Actions to take:
**a.** In the binder patch email, which address does Greg KH ask people to send git commit ids to for stable kernel review?
**b.** Carry on writing the binder patch email from its last line.

Page extract:
[RFC PATCH] binder: Don't require the binder lock when killed in binder_thread_read()

Greg KH gregkh at linuxfoundation.org
Mon Apr 3 13:25:02 UTC 2017


On Sat, Apr 01, 2017 at 07:34:53PM -0700, Doug Anderson wrote:
> Hi,
> 
> On Fri, Mar 31, 2017 at 11:48 PM, Greg KH <gregkh at linuxfoundation.org> wrote:
> > On Fri, Mar 31, 2017 at 02:00:13PM -0700, Doug Anderson wrote:
> >> On Fri, Mar 31, 2017 at 12:29 PM, Greg KH <gregkh at linuxfoundation.org> wrote:
> >> BTW: I presume that nobody has decided that it would be a wise idea to
> >> pick the OOM reaper code back to any stable trees?  It seemed a bit
> >> too scary to me, so I wrote a dumber (but easier to backport) solution
> >> that avoided the deadlocks I was seeing.  http://crosreview.com/465189
> >> and the 3 patches above it in case anyone else stumbles on this thread
> >> and is curious.
> >
> > What specific upstream OOM patches are you referring to?  I'm always
> > glad to review patches for stable kernels, just email
> > stable at vger.kernel.org the git commit ids and we can take it from there.

Source data:
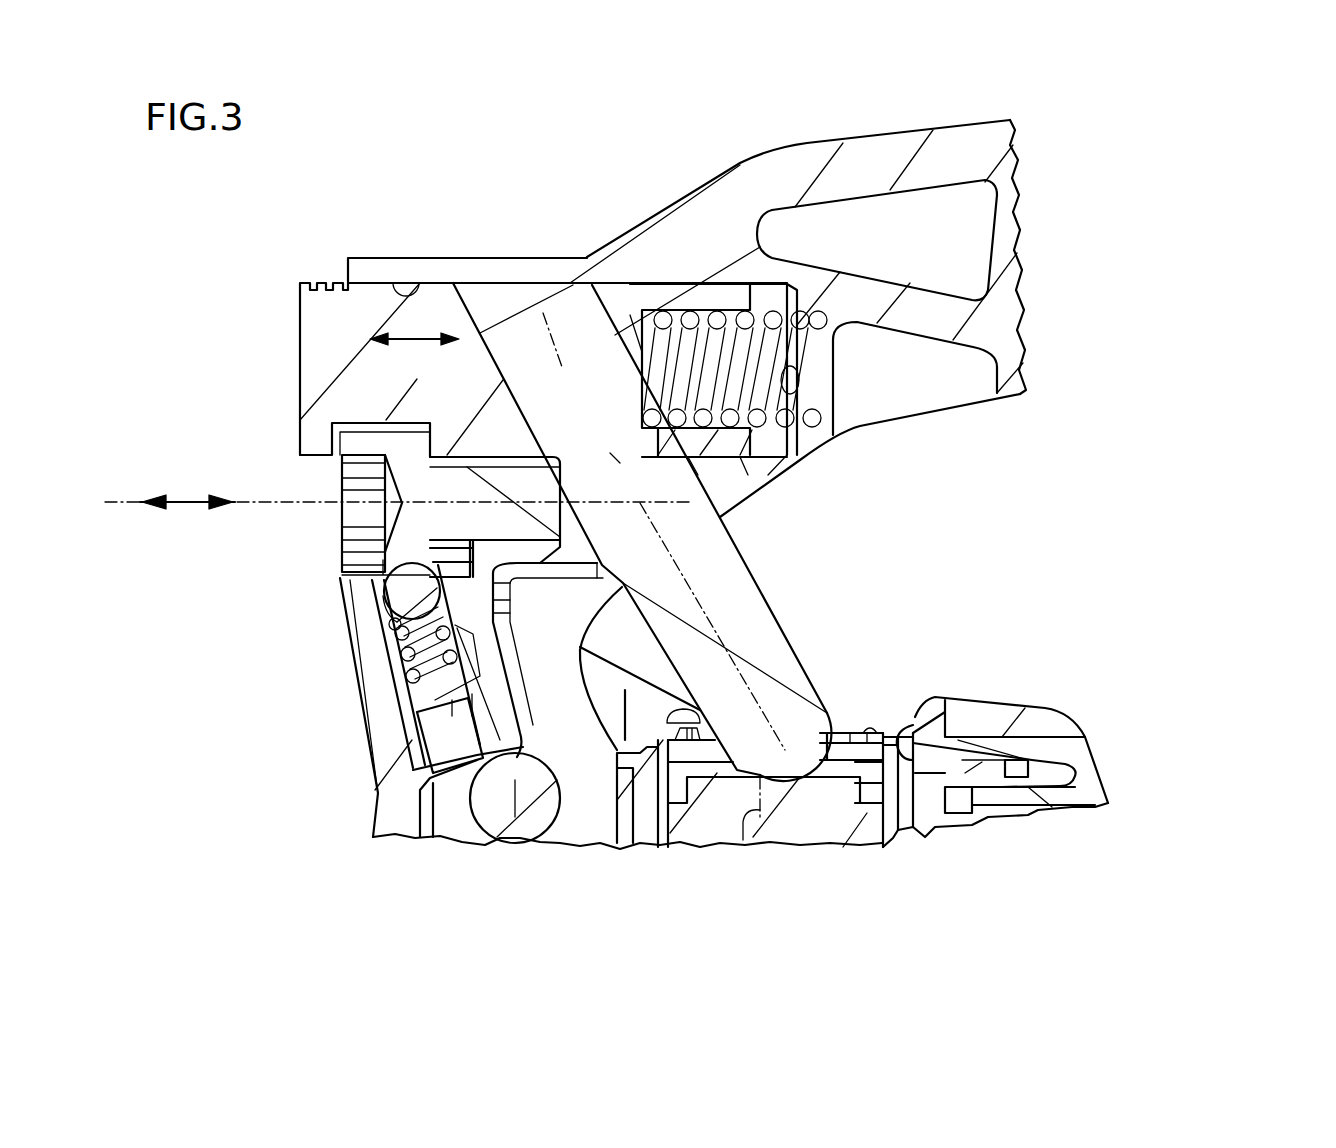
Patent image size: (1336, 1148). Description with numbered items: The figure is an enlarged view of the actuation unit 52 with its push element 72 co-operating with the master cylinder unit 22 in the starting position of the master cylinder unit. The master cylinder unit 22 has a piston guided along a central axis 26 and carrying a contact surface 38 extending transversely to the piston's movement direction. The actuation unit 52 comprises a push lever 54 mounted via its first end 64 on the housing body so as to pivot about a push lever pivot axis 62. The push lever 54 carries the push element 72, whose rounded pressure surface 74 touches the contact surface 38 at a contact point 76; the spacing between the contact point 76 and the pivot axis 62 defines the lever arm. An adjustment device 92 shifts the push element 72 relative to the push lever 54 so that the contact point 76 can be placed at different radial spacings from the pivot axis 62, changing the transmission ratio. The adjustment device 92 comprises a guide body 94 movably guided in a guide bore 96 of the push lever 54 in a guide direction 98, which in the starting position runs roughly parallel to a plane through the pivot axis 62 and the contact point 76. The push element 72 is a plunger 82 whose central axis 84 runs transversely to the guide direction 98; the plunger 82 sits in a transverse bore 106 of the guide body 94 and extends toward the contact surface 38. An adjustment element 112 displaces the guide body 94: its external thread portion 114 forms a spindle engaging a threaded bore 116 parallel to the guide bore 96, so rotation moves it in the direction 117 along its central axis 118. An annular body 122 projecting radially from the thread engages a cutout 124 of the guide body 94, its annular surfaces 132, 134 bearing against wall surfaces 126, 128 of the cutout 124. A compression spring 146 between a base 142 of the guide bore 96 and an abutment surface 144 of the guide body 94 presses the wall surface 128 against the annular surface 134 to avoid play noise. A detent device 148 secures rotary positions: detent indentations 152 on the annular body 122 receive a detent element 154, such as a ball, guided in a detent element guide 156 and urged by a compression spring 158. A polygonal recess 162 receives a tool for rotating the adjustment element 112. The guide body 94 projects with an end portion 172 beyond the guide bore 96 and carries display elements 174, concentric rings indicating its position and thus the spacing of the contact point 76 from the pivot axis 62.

Answers below:
**a.** stable at vger.kernel.org

**b.**
> 
> +stable
> 
> I was wondering about the concept of porting the OOM Reaper back to
> older kernels.  The OOM reaper was originally introduced in:
> 
> https://git.kernel.org/pub/scm/linux/kernel/git/torvalds/linux.git/commit/mm/oom_kill.c?id=aac453635549699c13a84ea1456d5b0e574ef855
> 
> Basically the problem described in that patch exists in many older
> kernels and I've certainly seen crashes related to this in 3.10, but I
> believe older kernels see the same problems too.
> 
> Personally I wouldn't know exactly which patches were important to
> backport and how far to go.  One could arbitrarily try to backport up
> to 4.6.7 (since 4.6 was the first kernel to really have the OOM
> reaper) and ignore all the reaper fixes that landed since then.  This
> would probably be doable for kernel 4.4, though if anyone was trying
> to support older kernels it might get harder.

Well, I would need someone to give me a list of commits, and actually
test it to see if it is something that people use/want before I can
queue anything up for a stable release...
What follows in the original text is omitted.